Exercise task.
Determine how many lines contain the string "values". Reply with that figure and nothing else.

Records for the exercise.

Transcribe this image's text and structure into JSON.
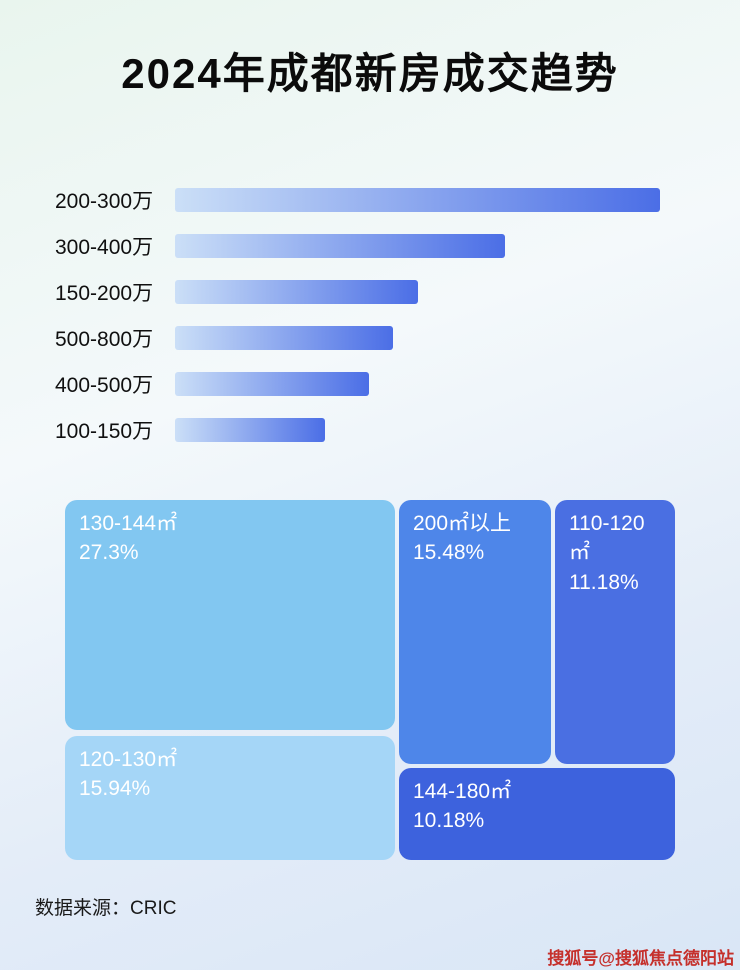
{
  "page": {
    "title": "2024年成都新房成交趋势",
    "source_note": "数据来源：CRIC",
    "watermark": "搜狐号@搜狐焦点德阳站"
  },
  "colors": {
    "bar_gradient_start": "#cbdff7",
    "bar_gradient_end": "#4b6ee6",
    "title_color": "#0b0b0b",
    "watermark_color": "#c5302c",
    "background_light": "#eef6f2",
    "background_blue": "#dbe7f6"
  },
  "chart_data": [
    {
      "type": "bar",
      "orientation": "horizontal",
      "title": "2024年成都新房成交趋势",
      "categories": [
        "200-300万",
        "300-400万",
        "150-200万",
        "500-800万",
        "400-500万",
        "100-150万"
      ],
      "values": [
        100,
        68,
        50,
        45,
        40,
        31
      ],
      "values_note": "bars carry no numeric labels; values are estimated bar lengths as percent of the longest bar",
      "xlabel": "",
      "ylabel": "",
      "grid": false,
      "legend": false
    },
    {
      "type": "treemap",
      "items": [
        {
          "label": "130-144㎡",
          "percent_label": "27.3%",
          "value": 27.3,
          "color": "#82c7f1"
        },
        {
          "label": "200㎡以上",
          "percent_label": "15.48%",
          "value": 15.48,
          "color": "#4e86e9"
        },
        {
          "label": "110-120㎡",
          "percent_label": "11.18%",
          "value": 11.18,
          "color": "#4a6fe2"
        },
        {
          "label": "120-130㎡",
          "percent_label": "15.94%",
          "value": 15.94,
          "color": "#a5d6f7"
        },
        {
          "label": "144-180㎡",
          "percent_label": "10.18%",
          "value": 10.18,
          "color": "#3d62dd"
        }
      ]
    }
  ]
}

Task solution.
2